▶ [Required work] Go through the lines below and copy each one that holds the string "because".

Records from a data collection

◇ ◇ ◇ ◇ ◇

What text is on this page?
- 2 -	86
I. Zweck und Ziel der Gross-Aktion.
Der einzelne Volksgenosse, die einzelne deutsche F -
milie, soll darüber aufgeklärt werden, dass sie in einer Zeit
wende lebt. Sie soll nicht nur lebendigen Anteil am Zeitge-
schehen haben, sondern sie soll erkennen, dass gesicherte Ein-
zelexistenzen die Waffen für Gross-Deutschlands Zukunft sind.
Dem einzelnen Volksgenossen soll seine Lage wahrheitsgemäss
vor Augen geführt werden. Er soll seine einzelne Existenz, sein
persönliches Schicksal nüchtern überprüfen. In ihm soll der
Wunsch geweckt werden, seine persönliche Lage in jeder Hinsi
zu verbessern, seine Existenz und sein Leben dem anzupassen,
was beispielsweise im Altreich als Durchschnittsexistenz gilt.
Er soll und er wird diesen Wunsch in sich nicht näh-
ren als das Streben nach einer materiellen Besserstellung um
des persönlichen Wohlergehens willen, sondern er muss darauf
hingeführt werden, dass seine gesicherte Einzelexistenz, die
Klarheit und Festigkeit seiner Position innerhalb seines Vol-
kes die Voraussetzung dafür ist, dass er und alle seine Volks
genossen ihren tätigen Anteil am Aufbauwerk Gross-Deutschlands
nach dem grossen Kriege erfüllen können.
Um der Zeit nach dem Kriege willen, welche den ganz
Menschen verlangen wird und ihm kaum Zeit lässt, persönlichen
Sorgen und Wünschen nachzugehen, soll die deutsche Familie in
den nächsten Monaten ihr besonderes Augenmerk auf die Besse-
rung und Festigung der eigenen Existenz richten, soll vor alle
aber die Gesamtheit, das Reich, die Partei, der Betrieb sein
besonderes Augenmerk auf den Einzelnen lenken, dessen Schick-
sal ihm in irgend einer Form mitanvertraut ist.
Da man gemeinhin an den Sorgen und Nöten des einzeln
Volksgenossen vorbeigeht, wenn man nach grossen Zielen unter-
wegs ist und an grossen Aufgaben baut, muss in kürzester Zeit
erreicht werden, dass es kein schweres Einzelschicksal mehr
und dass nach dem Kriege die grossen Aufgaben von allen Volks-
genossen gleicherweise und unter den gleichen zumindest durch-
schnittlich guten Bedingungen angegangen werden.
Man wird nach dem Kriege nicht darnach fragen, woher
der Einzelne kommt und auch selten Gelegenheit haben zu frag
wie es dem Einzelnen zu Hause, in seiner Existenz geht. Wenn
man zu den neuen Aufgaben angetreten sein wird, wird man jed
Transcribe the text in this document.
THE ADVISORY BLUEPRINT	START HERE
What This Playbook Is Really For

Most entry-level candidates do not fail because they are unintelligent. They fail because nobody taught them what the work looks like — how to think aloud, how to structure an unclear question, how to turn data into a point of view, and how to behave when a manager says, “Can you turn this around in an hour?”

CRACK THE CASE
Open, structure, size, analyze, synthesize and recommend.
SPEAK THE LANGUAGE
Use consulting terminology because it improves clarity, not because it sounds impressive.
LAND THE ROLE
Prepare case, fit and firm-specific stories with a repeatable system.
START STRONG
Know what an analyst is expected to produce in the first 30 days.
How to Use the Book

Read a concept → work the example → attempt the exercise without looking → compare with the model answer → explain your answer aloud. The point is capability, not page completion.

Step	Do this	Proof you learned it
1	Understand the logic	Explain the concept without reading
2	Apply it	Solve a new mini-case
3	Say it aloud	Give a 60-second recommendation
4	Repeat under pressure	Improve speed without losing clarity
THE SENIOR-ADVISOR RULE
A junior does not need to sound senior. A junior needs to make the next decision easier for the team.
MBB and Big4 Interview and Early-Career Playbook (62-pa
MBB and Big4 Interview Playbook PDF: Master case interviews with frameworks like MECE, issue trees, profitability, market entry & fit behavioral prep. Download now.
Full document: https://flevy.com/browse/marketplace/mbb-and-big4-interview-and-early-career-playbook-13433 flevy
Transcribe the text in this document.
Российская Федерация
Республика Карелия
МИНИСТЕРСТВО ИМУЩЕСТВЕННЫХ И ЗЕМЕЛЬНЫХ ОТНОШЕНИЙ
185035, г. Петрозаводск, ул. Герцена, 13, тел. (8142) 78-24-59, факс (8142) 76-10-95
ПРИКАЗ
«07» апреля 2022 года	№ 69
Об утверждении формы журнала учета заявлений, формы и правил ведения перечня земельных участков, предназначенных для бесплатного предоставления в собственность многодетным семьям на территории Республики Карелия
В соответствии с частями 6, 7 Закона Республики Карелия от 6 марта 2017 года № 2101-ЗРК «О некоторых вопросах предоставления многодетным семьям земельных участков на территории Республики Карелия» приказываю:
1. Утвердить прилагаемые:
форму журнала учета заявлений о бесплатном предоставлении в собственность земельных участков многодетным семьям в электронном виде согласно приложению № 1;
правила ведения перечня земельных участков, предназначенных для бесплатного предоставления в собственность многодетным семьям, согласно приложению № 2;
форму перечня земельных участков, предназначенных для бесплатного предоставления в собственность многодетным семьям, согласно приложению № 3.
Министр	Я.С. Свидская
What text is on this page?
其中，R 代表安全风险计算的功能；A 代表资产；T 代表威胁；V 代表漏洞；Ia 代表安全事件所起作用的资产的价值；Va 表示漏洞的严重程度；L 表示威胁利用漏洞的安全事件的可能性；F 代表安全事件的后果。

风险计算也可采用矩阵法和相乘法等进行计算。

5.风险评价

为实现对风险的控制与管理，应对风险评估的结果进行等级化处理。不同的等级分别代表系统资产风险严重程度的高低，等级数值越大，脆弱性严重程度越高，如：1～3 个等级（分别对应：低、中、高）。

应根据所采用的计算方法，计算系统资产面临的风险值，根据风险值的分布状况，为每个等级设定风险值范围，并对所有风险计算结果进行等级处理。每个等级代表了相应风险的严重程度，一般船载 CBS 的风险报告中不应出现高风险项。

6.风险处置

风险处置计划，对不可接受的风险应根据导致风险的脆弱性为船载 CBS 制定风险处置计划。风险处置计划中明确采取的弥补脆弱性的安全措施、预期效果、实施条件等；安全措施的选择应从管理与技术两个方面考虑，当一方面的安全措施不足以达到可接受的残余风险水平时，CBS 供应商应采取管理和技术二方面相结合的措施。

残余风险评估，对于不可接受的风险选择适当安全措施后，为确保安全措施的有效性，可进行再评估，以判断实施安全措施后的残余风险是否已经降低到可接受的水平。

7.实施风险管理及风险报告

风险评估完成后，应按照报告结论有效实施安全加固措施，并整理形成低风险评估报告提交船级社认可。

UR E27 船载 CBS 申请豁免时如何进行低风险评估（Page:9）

◇ ◇ ◇ ◇ ◇

▶ [Answer]
Most entry-level candidates do not fail because they are unintelligent. They fail because nobody taught them what the work looks like — how to think aloud, how to structure an unclear question, how to turn data into a point of view, and how to behave when a manager says, “Can you turn this around in an hour?”
Use consulting terminology because it improves clarity, not because it sounds impressive.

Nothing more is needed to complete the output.